Work to be completed: For each line of the data below that holds "type", copy the line.

* Start Records supplied *

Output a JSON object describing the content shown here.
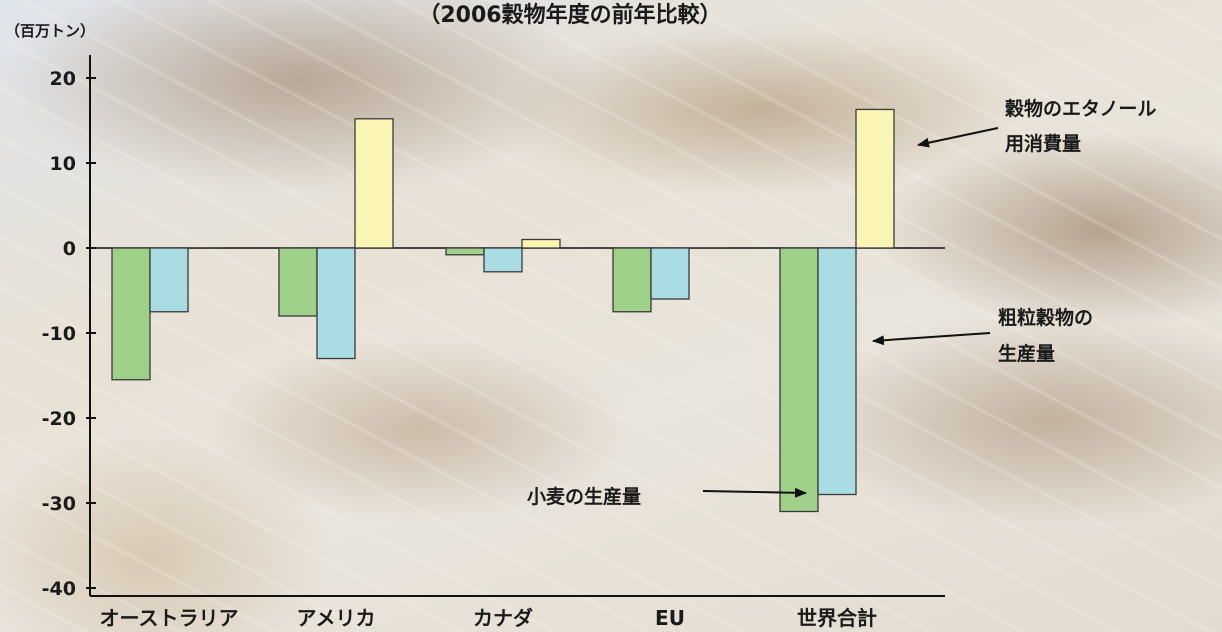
{
  "chart_data": {
    "type": "bar",
    "title": "（2006穀物年度の前年比較）",
    "ylabel": "（百万トン）",
    "ylim": [
      -40,
      20
    ],
    "yticks": [
      20,
      10,
      0,
      -10,
      -20,
      -30,
      -40
    ],
    "categories": [
      "オーストラリア",
      "アメリカ",
      "カナダ",
      "EU",
      "世界合計"
    ],
    "series": [
      {
        "name": "小麦の生産量",
        "color": "#9fd08a",
        "values": [
          -15.5,
          -8,
          -0.8,
          -7.5,
          -31
        ]
      },
      {
        "name": "粗粒穀物の生産量",
        "color": "#a9dce3",
        "values": [
          -7.5,
          -13,
          -2.8,
          -6,
          -29
        ]
      },
      {
        "name": "穀物のエタノール用消費量",
        "color": "#fbf5b5",
        "values": [
          0,
          15.2,
          1,
          0,
          16.3
        ]
      }
    ],
    "annotations": {
      "ethanol": [
        "穀物のエタノール",
        "用消費量"
      ],
      "coarse": [
        "粗粒穀物の",
        "生産量"
      ],
      "wheat": "小麦の生産量"
    },
    "grid": false,
    "legend": "none"
  }
}
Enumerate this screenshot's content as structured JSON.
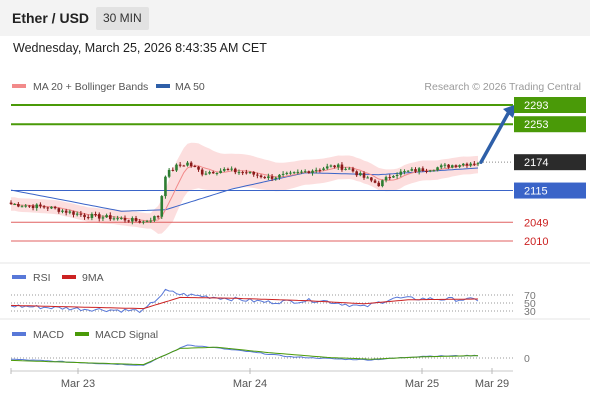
{
  "header": {
    "pair": "Ether / USD",
    "timeframe": "30 MIN",
    "datetime": "Wednesday, March 25, 2026 8:43:35 AM CET"
  },
  "colors": {
    "resistance": "#4a9a08",
    "pivot": "#3a64c8",
    "support": "#e06060",
    "last_price_bg": "#2b2b2b",
    "candle_up": "#2e7d32",
    "candle_down": "#8b1a1a",
    "bollinger": "#fbd3d3",
    "ma20": "#f28a8a",
    "ma50": "#3a64c8",
    "rsi": "#5878d8",
    "rsi_ma": "#cc2222",
    "macd": "#5878d8",
    "macd_signal": "#4a9a08",
    "arrow": "#2e5fa8"
  },
  "chart_data": [
    {
      "type": "candlestick",
      "legend": [
        {
          "name": "MA 20 + Bollinger Bands",
          "color": "#f28a8a"
        },
        {
          "name": "MA 50",
          "color": "#2e5fa8"
        }
      ],
      "credit": "Research © 2026 Trading Central",
      "x_ticks": [
        "Mar 23",
        "Mar 24",
        "Mar 25",
        "Mar 29"
      ],
      "ylim": [
        1990,
        2310
      ],
      "levels": [
        {
          "label": "2293",
          "value": 2293,
          "kind": "resistance"
        },
        {
          "label": "2253",
          "value": 2253,
          "kind": "resistance"
        },
        {
          "label": "2174",
          "value": 2174,
          "kind": "last"
        },
        {
          "label": "2115",
          "value": 2115,
          "kind": "pivot"
        },
        {
          "label": "2049",
          "value": 2049,
          "kind": "support"
        },
        {
          "label": "2010",
          "value": 2010,
          "kind": "support"
        }
      ],
      "price_anchors": [
        [
          0,
          2087
        ],
        [
          10,
          2080
        ],
        [
          20,
          2063
        ],
        [
          28,
          2058
        ],
        [
          36,
          2050
        ],
        [
          40,
          2062
        ],
        [
          42,
          2148
        ],
        [
          45,
          2165
        ],
        [
          48,
          2172
        ],
        [
          52,
          2152
        ],
        [
          58,
          2158
        ],
        [
          64,
          2152
        ],
        [
          70,
          2142
        ],
        [
          76,
          2148
        ],
        [
          82,
          2158
        ],
        [
          88,
          2166
        ],
        [
          92,
          2160
        ],
        [
          96,
          2142
        ],
        [
          100,
          2128
        ],
        [
          104,
          2150
        ],
        [
          110,
          2157
        ],
        [
          116,
          2163
        ],
        [
          122,
          2170
        ],
        [
          127,
          2174
        ]
      ],
      "bollinger_width_anchors": [
        [
          0,
          14
        ],
        [
          38,
          16
        ],
        [
          44,
          55
        ],
        [
          60,
          36
        ],
        [
          80,
          26
        ],
        [
          95,
          24
        ],
        [
          127,
          18
        ]
      ],
      "ma50_anchors": [
        [
          0,
          2116
        ],
        [
          30,
          2072
        ],
        [
          42,
          2075
        ],
        [
          60,
          2118
        ],
        [
          80,
          2152
        ],
        [
          100,
          2148
        ],
        [
          127,
          2162
        ]
      ],
      "projection": {
        "from": 2174,
        "to": 2293
      }
    },
    {
      "type": "line",
      "legend": [
        {
          "name": "RSI",
          "color": "#5878d8"
        },
        {
          "name": "9MA",
          "color": "#cc2222"
        }
      ],
      "y_ticks": [
        "70",
        "50",
        "30"
      ],
      "rsi_anchors": [
        [
          0,
          43
        ],
        [
          20,
          35
        ],
        [
          36,
          30
        ],
        [
          42,
          80
        ],
        [
          46,
          72
        ],
        [
          56,
          64
        ],
        [
          70,
          52
        ],
        [
          84,
          57
        ],
        [
          96,
          40
        ],
        [
          104,
          62
        ],
        [
          116,
          60
        ],
        [
          127,
          58
        ]
      ],
      "rsi_ma_anchors": [
        [
          0,
          44
        ],
        [
          36,
          36
        ],
        [
          46,
          64
        ],
        [
          60,
          62
        ],
        [
          80,
          56
        ],
        [
          96,
          48
        ],
        [
          108,
          58
        ],
        [
          127,
          60
        ]
      ]
    },
    {
      "type": "line",
      "legend": [
        {
          "name": "MACD",
          "color": "#5878d8"
        },
        {
          "name": "MACD Signal",
          "color": "#4a9a08"
        }
      ],
      "y_ticks": [
        "0"
      ],
      "macd_anchors": [
        [
          0,
          -2
        ],
        [
          20,
          -8
        ],
        [
          36,
          -12
        ],
        [
          42,
          5
        ],
        [
          48,
          22
        ],
        [
          54,
          18
        ],
        [
          64,
          11
        ],
        [
          76,
          2
        ],
        [
          90,
          -2
        ],
        [
          98,
          -3
        ],
        [
          112,
          3
        ],
        [
          127,
          4
        ]
      ],
      "signal_anchors": [
        [
          0,
          -4
        ],
        [
          36,
          -11
        ],
        [
          46,
          16
        ],
        [
          56,
          18
        ],
        [
          70,
          9
        ],
        [
          86,
          1
        ],
        [
          98,
          -2
        ],
        [
          112,
          2
        ],
        [
          127,
          4
        ]
      ]
    }
  ]
}
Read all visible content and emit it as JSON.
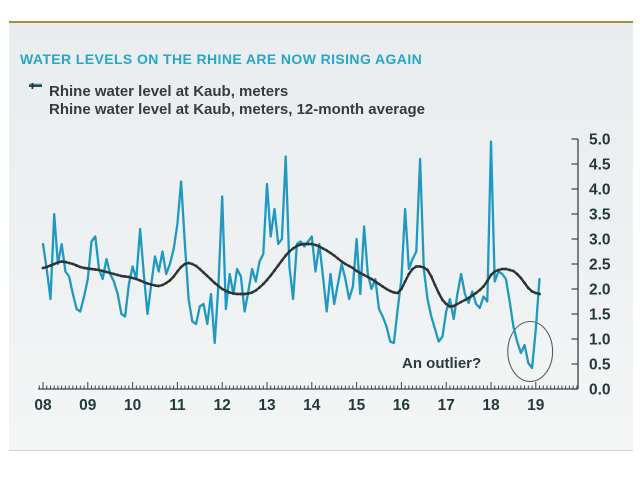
{
  "header": {
    "title": "WATER LEVELS ON THE RHINE ARE NOW RISING AGAIN"
  },
  "legend": [
    {
      "label": "Rhine water level at Kaub, meters",
      "glyph": "line",
      "color": "#2099c2"
    },
    {
      "label": "Rhine water level at Kaub, meters, 12-month average",
      "glyph": "line-tick",
      "color": "#2d3435"
    }
  ],
  "annotation": {
    "text": "An outlier?"
  },
  "colors": {
    "accent_gold": "#a29037",
    "title_teal": "#25a7c9",
    "series_teal": "#2099c2",
    "series_dark": "#2d3435",
    "axis": "#3a4446",
    "tick_label": "#243a39",
    "ellipse": "#566060",
    "panel_bg": "#edf0f1"
  },
  "chart_data": {
    "type": "line",
    "x_start": "2008-01",
    "x_interval": "monthly",
    "x_tick_labels": [
      "08",
      "09",
      "10",
      "11",
      "12",
      "13",
      "14",
      "15",
      "16",
      "17",
      "18",
      "19"
    ],
    "ylim": [
      0,
      5
    ],
    "ytick_step": 0.5,
    "ytick_labels": [
      "0.0",
      "0.5",
      "1.0",
      "1.5",
      "2.0",
      "2.5",
      "3.0",
      "3.5",
      "4.0",
      "4.5",
      "5.0"
    ],
    "y_axis_side": "right",
    "grid": false,
    "legend_position": "top-left",
    "series": [
      {
        "name": "Rhine water level at Kaub, meters",
        "color": "#2099c2",
        "values": [
          2.9,
          2.4,
          1.8,
          3.5,
          2.5,
          2.9,
          2.35,
          2.25,
          1.9,
          1.6,
          1.55,
          1.85,
          2.2,
          2.95,
          3.05,
          2.4,
          2.2,
          2.6,
          2.3,
          2.15,
          1.9,
          1.5,
          1.45,
          2.1,
          2.45,
          2.2,
          3.2,
          2.3,
          1.5,
          2.1,
          2.65,
          2.35,
          2.75,
          2.3,
          2.5,
          2.8,
          3.3,
          4.15,
          2.9,
          1.8,
          1.35,
          1.3,
          1.65,
          1.7,
          1.3,
          1.9,
          0.92,
          2.1,
          3.85,
          1.6,
          2.3,
          1.9,
          2.4,
          2.25,
          1.55,
          1.95,
          2.4,
          2.15,
          2.55,
          2.7,
          4.1,
          3.05,
          3.6,
          2.9,
          3.0,
          4.65,
          2.45,
          1.8,
          2.9,
          2.95,
          2.85,
          2.95,
          3.05,
          2.35,
          2.9,
          2.25,
          1.55,
          2.3,
          1.7,
          2.1,
          2.5,
          2.2,
          1.8,
          2.05,
          3.0,
          1.9,
          3.25,
          2.3,
          2.0,
          2.2,
          1.6,
          1.45,
          1.25,
          0.95,
          0.92,
          1.6,
          2.2,
          3.6,
          2.4,
          2.6,
          2.75,
          4.6,
          2.4,
          1.8,
          1.45,
          1.2,
          0.95,
          1.05,
          1.55,
          1.8,
          1.4,
          1.9,
          2.3,
          1.9,
          1.72,
          1.95,
          1.7,
          1.62,
          1.85,
          1.75,
          4.95,
          2.15,
          2.35,
          2.3,
          2.2,
          1.75,
          1.25,
          0.95,
          0.72,
          0.88,
          0.52,
          0.42,
          1.2,
          2.2
        ]
      },
      {
        "name": "Rhine water level at Kaub, meters, 12-month average",
        "color": "#2d3435",
        "values": [
          2.42,
          2.44,
          2.47,
          2.5,
          2.53,
          2.55,
          2.54,
          2.52,
          2.5,
          2.47,
          2.44,
          2.42,
          2.41,
          2.4,
          2.39,
          2.38,
          2.36,
          2.34,
          2.32,
          2.3,
          2.28,
          2.26,
          2.25,
          2.24,
          2.22,
          2.2,
          2.17,
          2.14,
          2.11,
          2.09,
          2.07,
          2.06,
          2.08,
          2.12,
          2.17,
          2.25,
          2.35,
          2.44,
          2.5,
          2.52,
          2.5,
          2.46,
          2.4,
          2.33,
          2.26,
          2.19,
          2.12,
          2.06,
          2.0,
          1.96,
          1.93,
          1.91,
          1.9,
          1.9,
          1.9,
          1.91,
          1.93,
          1.97,
          2.03,
          2.1,
          2.18,
          2.27,
          2.37,
          2.47,
          2.57,
          2.67,
          2.75,
          2.81,
          2.86,
          2.89,
          2.9,
          2.9,
          2.9,
          2.88,
          2.85,
          2.81,
          2.77,
          2.72,
          2.67,
          2.61,
          2.55,
          2.5,
          2.46,
          2.42,
          2.36,
          2.32,
          2.28,
          2.24,
          2.2,
          2.15,
          2.1,
          2.05,
          2.0,
          1.96,
          1.93,
          1.92,
          2.0,
          2.15,
          2.3,
          2.4,
          2.45,
          2.45,
          2.43,
          2.38,
          2.25,
          2.08,
          1.92,
          1.78,
          1.7,
          1.65,
          1.66,
          1.7,
          1.74,
          1.78,
          1.82,
          1.87,
          1.92,
          1.98,
          2.05,
          2.16,
          2.28,
          2.35,
          2.38,
          2.4,
          2.4,
          2.38,
          2.36,
          2.3,
          2.22,
          2.12,
          2.02,
          1.95,
          1.92,
          1.9
        ]
      }
    ],
    "annotations": [
      {
        "text": "An outlier?",
        "ellipse_center_month": 130.5,
        "ellipse_center_value": 0.75,
        "ellipse_rx_months": 6,
        "ellipse_ry_value": 0.6
      }
    ]
  }
}
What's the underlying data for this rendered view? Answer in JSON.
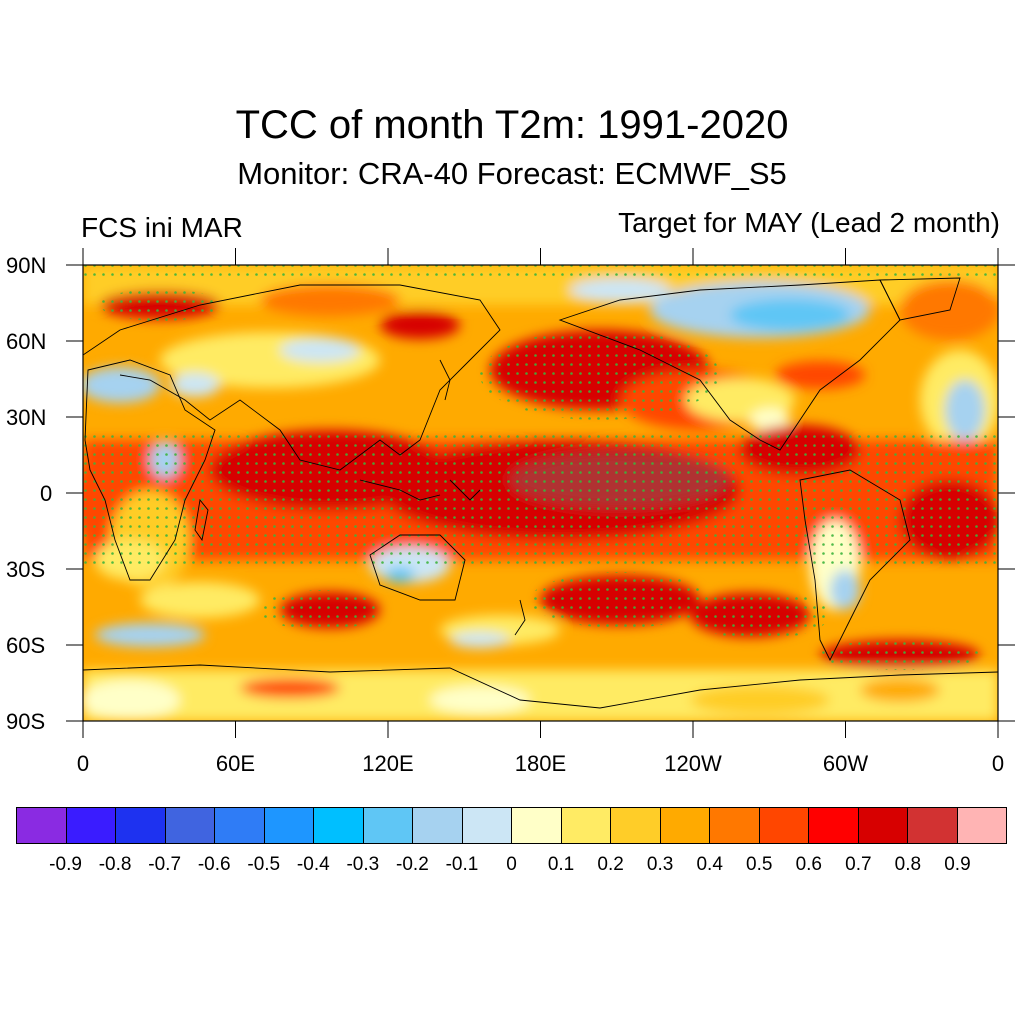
{
  "title": "TCC of month T2m: 1991-2020",
  "subtitle": "Monitor: CRA-40   Forecast: ECMWF_S5",
  "left_label": "FCS ini MAR",
  "right_label": "Target for MAY (Lead 2 month)",
  "map": {
    "projection": "cylindrical equidistant",
    "lat_range": [
      -90,
      90
    ],
    "lon_range": [
      0,
      360
    ],
    "lat_labels": [
      {
        "value": 90,
        "label": "90N"
      },
      {
        "value": 60,
        "label": "60N"
      },
      {
        "value": 30,
        "label": "30N"
      },
      {
        "value": 0,
        "label": "0"
      },
      {
        "value": -30,
        "label": "30S"
      },
      {
        "value": -60,
        "label": "60S"
      },
      {
        "value": -90,
        "label": "90S"
      }
    ],
    "lon_labels": [
      {
        "value": 0,
        "label": "0"
      },
      {
        "value": 60,
        "label": "60E"
      },
      {
        "value": 120,
        "label": "120E"
      },
      {
        "value": 180,
        "label": "180E"
      },
      {
        "value": 240,
        "label": "120W"
      },
      {
        "value": 300,
        "label": "60W"
      },
      {
        "value": 360,
        "label": "0"
      }
    ],
    "stipple_color": "#3cb43c"
  },
  "colorbar": {
    "colors": [
      "#8a2be2",
      "#3a1cff",
      "#1e32f0",
      "#4064e0",
      "#2f7cf6",
      "#1e96ff",
      "#00bfff",
      "#5fc6f5",
      "#a6d2f0",
      "#cce6f5",
      "#ffffc8",
      "#ffeb64",
      "#ffcd28",
      "#ffaa00",
      "#ff7800",
      "#ff4600",
      "#ff0000",
      "#d70000",
      "#d23232",
      "#ffb4b4"
    ],
    "labels": [
      "-0.9",
      "-0.8",
      "-0.7",
      "-0.6",
      "-0.5",
      "-0.4",
      "-0.3",
      "-0.2",
      "-0.1",
      "0",
      "0.1",
      "0.2",
      "0.3",
      "0.4",
      "0.5",
      "0.6",
      "0.7",
      "0.8",
      "0.9"
    ]
  }
}
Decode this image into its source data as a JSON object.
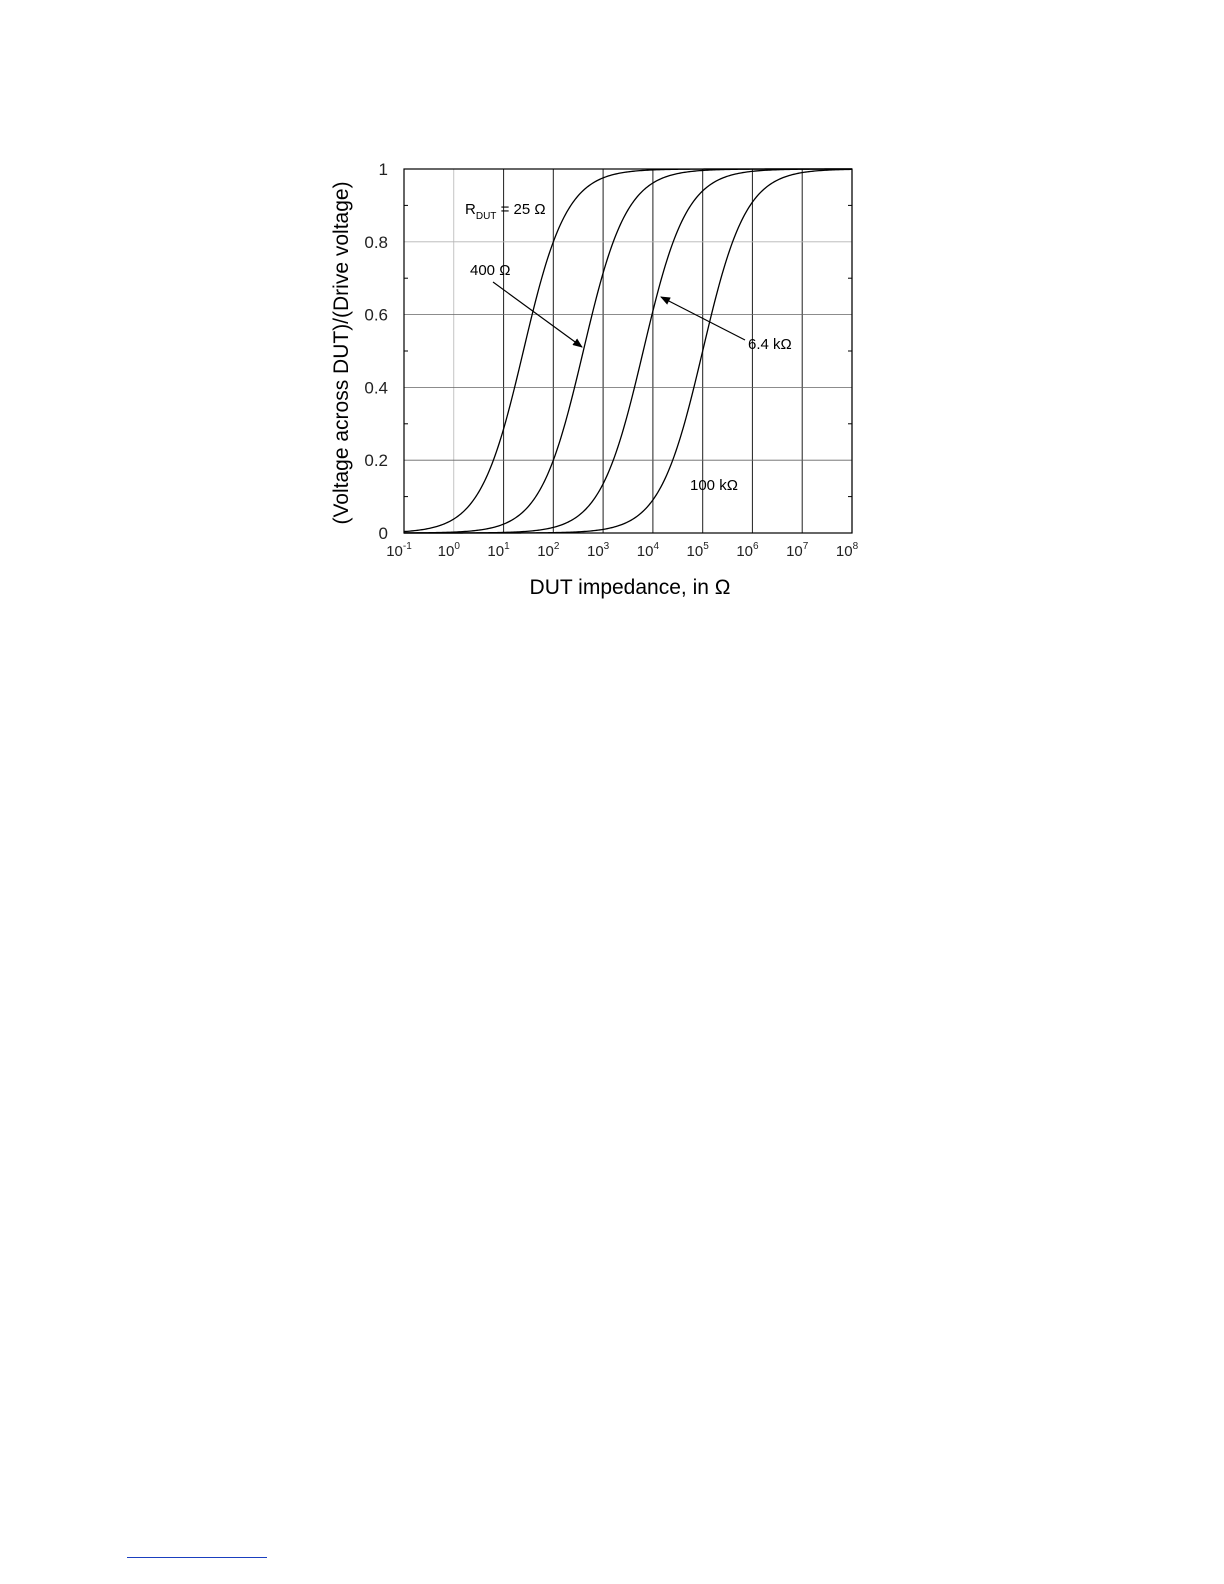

* End Records supplied *

Response:
    "type": "bar",
      "type": "candlestick",
      "type": "line",
      "type": "line",
    "type": "line",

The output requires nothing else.